§ GIVEN PROBLEM
In the records below, pick out all lines containing the word "subtitle".

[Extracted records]

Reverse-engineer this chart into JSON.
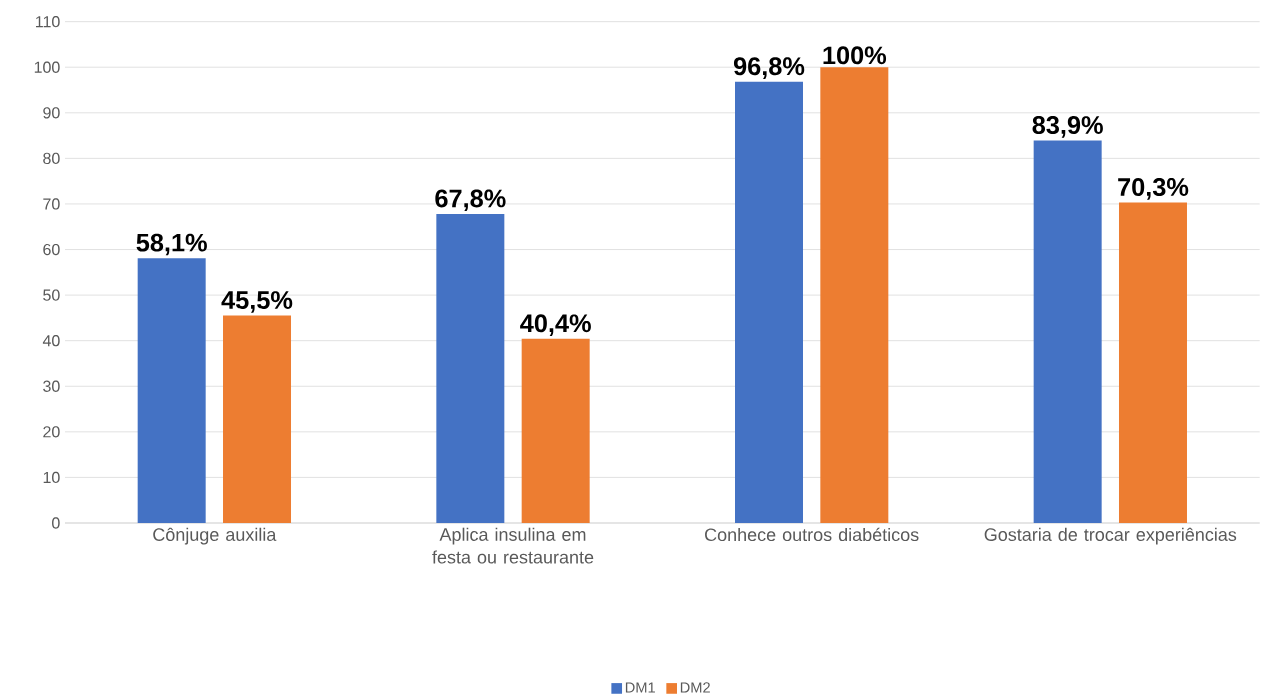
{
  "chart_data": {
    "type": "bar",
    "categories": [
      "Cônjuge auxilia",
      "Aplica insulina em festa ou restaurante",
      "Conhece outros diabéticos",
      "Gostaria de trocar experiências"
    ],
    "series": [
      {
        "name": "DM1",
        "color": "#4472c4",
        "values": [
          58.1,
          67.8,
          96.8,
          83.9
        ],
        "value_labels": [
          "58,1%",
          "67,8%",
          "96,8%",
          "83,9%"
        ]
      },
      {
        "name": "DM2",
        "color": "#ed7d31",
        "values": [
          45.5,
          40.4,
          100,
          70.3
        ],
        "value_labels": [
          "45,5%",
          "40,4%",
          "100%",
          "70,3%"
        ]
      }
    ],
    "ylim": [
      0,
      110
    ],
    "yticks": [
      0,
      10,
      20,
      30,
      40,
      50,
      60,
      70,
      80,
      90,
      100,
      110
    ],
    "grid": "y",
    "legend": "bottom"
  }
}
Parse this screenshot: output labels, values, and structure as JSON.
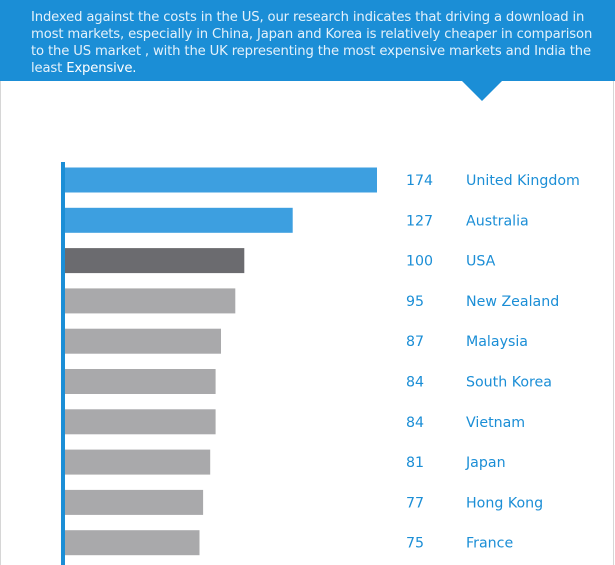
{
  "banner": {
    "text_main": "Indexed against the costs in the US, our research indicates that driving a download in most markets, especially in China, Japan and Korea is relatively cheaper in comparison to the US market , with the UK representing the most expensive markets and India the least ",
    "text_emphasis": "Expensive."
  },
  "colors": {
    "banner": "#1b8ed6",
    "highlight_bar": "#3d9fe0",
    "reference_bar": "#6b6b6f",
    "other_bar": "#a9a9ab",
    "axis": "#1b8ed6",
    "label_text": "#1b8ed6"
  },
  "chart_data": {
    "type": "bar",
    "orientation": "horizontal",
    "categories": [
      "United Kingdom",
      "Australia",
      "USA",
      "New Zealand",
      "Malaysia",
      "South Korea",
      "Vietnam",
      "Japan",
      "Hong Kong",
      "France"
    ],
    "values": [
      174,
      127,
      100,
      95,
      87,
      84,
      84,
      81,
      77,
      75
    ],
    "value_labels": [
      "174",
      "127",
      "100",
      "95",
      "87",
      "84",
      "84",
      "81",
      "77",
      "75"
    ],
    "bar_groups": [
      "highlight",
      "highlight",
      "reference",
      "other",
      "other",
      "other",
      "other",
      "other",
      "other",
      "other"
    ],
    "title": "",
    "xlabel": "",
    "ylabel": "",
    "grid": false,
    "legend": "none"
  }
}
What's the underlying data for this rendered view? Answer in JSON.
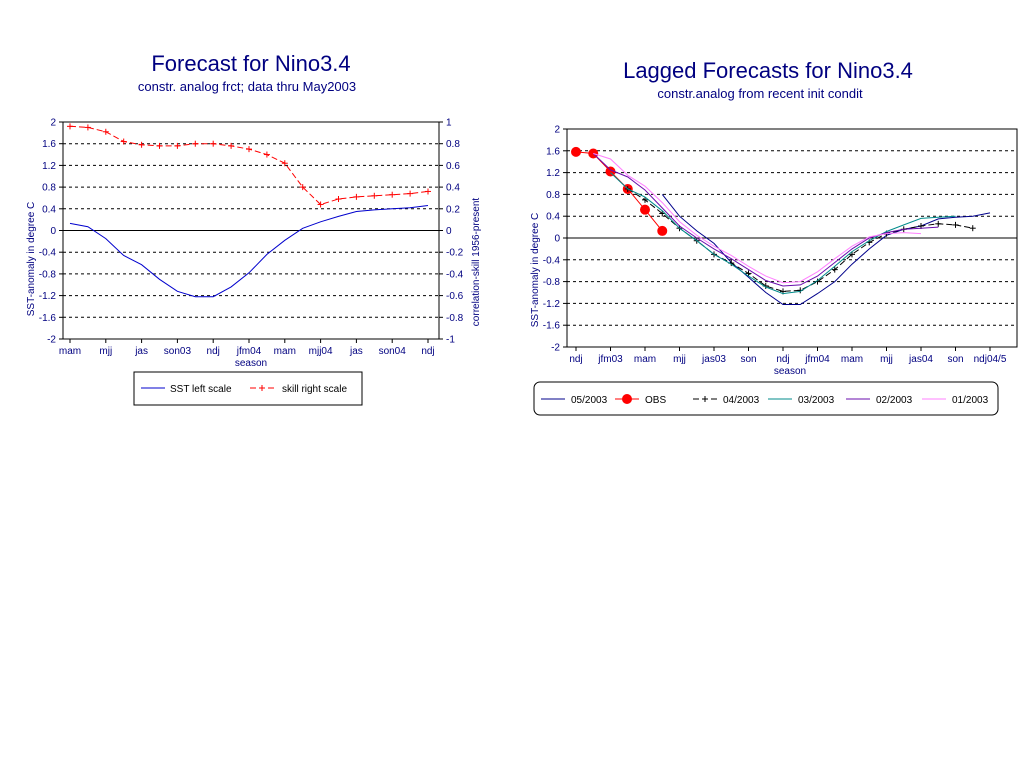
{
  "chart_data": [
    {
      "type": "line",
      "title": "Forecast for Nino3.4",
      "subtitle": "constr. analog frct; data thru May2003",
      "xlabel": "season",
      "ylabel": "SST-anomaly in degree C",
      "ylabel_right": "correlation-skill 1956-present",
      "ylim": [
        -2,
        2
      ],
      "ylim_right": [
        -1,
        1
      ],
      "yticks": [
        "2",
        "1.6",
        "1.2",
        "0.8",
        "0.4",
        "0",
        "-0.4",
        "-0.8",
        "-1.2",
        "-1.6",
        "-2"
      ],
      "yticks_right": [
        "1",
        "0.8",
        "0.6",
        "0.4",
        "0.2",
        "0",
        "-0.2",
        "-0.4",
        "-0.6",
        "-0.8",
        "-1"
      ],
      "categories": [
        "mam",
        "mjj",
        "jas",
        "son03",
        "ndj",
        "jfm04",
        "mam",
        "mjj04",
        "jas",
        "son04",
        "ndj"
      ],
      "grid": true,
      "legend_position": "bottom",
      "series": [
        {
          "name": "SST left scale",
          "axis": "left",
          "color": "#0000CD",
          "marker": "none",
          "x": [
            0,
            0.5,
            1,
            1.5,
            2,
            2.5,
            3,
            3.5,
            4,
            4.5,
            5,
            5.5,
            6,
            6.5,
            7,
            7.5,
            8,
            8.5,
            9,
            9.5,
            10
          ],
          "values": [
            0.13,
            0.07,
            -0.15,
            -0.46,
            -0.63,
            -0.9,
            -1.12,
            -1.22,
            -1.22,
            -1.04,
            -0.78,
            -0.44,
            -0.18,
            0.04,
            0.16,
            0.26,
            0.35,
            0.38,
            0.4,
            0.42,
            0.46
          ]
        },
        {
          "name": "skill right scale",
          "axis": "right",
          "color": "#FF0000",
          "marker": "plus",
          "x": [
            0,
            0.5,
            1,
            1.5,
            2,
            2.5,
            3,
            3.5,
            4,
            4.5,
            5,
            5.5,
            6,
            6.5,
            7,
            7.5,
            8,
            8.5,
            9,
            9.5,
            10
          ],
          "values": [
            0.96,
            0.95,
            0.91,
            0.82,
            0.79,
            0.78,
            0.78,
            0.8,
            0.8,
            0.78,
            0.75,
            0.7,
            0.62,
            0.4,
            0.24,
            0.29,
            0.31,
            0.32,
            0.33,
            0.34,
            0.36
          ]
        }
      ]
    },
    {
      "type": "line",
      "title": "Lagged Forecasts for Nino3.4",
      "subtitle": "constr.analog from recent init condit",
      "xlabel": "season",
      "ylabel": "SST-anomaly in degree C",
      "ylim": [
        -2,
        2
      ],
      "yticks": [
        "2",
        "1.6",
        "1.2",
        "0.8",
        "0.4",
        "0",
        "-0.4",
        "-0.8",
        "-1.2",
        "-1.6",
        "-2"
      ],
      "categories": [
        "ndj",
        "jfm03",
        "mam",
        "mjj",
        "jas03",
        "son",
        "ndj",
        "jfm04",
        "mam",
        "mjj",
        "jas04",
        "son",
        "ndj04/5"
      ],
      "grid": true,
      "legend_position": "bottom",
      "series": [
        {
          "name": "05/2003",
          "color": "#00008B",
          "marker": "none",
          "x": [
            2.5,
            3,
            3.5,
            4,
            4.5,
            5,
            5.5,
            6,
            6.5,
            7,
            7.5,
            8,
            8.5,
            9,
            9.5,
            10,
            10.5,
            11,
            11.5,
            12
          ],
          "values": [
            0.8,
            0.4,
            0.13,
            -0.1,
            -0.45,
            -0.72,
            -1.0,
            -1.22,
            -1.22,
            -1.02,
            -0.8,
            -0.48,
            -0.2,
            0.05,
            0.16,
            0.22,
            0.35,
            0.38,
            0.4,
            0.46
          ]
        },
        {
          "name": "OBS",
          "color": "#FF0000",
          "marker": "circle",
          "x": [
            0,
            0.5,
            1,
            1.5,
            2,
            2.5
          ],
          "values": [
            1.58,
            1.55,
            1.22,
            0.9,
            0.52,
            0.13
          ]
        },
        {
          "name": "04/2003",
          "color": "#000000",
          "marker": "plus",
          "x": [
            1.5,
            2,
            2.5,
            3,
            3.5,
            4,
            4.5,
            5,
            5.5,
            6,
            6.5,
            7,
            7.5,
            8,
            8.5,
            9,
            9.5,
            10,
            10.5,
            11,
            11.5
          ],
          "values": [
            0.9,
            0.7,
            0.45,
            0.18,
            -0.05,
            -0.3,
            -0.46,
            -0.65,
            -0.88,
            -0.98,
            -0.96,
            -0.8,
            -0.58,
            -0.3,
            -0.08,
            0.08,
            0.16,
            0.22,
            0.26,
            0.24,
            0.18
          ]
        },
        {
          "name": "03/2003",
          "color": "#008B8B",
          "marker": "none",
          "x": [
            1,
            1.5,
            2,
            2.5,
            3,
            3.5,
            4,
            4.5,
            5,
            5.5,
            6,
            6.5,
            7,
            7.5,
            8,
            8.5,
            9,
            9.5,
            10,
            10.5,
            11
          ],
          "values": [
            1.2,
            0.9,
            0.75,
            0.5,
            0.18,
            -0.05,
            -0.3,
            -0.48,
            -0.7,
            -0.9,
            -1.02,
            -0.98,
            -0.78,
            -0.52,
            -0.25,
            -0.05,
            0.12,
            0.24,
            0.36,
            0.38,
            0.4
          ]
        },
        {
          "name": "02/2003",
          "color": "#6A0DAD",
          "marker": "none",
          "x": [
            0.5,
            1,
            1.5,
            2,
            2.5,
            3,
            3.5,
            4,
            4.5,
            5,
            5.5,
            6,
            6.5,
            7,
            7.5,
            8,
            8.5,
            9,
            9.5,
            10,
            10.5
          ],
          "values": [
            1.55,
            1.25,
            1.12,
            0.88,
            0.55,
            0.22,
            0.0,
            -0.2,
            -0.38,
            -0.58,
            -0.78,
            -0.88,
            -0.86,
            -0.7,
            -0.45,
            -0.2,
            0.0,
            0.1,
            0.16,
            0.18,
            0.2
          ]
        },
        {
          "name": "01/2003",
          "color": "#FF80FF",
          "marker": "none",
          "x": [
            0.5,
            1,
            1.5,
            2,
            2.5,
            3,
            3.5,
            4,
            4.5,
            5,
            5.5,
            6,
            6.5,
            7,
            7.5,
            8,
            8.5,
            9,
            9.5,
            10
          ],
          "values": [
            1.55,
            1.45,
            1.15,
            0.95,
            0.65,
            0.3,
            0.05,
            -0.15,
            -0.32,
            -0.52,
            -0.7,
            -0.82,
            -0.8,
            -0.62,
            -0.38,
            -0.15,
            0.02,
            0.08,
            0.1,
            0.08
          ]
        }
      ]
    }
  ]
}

§ WRITTEN SOLUTION
      "subtitle": "constr. analog frct; data thru May2003",
      "subtitle": "constr.analog from recent init condit",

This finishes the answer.